Problem to work on »
Using the listing below, extract each line that has the word "Definition" in it.

Stored data
[Begin]

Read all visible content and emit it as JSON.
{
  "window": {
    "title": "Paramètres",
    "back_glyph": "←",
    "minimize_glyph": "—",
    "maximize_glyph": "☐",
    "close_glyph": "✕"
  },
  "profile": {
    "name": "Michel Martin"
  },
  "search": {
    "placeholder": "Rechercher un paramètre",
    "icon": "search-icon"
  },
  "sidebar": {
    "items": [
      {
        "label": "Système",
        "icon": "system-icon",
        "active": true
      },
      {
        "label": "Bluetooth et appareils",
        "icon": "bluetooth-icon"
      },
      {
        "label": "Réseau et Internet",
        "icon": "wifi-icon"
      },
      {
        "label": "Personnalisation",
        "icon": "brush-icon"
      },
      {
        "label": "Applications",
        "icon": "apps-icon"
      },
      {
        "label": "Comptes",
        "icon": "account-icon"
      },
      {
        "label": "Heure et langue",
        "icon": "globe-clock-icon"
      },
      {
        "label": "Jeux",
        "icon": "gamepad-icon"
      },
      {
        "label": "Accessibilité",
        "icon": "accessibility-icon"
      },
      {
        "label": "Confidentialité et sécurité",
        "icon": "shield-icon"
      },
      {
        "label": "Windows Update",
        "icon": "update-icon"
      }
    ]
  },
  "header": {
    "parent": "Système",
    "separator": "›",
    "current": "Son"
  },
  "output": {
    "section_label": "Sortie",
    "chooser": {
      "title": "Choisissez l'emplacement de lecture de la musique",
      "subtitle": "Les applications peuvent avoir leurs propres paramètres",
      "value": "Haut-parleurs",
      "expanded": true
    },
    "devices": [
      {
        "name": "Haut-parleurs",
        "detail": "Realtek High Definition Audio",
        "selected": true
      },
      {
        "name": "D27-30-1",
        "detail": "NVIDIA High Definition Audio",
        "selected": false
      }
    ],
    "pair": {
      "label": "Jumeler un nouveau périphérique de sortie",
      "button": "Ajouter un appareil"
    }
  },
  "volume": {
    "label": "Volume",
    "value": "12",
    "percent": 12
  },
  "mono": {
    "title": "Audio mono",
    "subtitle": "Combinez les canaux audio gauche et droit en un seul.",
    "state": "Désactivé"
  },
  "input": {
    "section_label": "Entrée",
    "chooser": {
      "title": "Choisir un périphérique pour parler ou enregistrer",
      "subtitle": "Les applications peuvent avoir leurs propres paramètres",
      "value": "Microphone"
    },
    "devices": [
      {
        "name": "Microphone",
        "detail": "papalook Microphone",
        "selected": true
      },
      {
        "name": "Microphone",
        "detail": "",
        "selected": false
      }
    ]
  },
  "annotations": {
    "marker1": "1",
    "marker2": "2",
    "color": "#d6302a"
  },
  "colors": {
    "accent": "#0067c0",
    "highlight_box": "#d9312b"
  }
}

[End]
[Begin]

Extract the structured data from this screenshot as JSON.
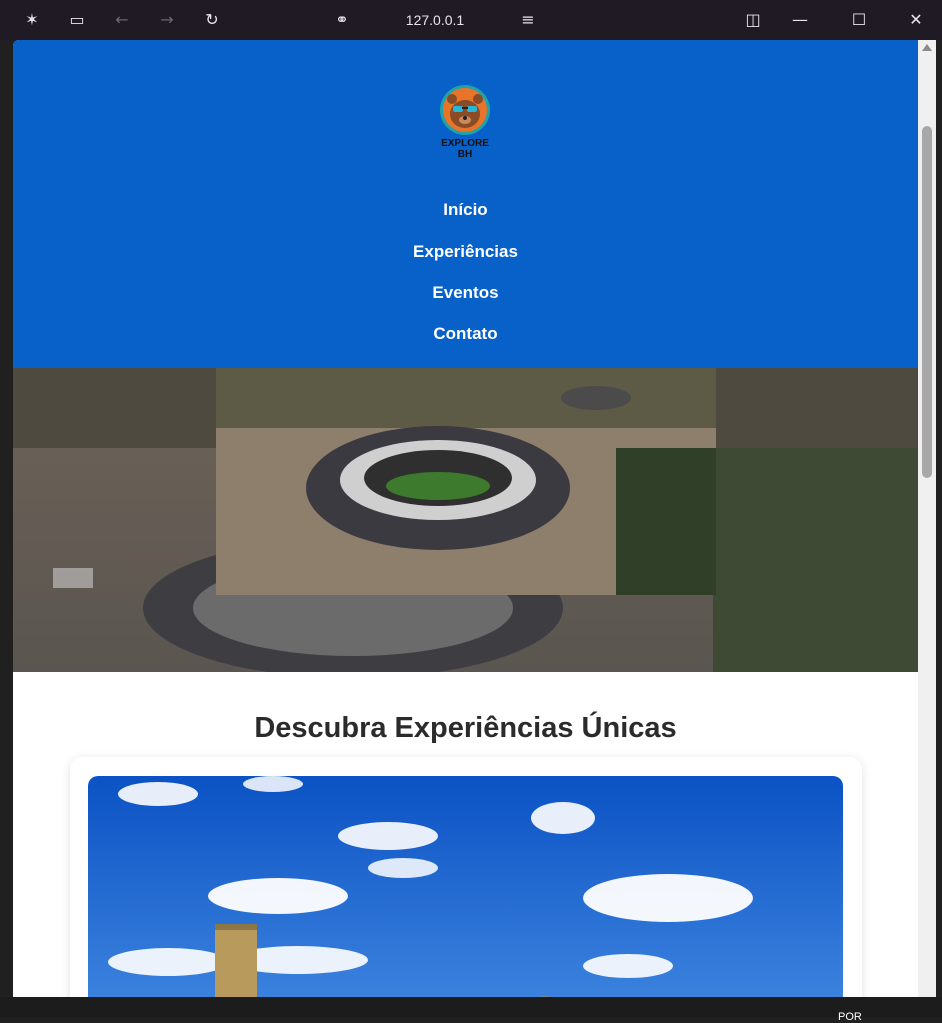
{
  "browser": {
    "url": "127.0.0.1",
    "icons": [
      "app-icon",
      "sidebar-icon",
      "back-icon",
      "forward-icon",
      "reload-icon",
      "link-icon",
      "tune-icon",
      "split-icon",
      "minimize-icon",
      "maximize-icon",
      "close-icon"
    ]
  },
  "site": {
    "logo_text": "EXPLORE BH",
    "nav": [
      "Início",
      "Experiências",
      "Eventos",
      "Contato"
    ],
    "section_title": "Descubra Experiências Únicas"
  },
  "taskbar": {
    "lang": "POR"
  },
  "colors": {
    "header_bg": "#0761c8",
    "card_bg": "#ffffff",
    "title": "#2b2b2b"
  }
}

[End]

Exercise response »
        "detail": "Realtek High Definition Audio",
        "detail": "NVIDIA High Definition Audio",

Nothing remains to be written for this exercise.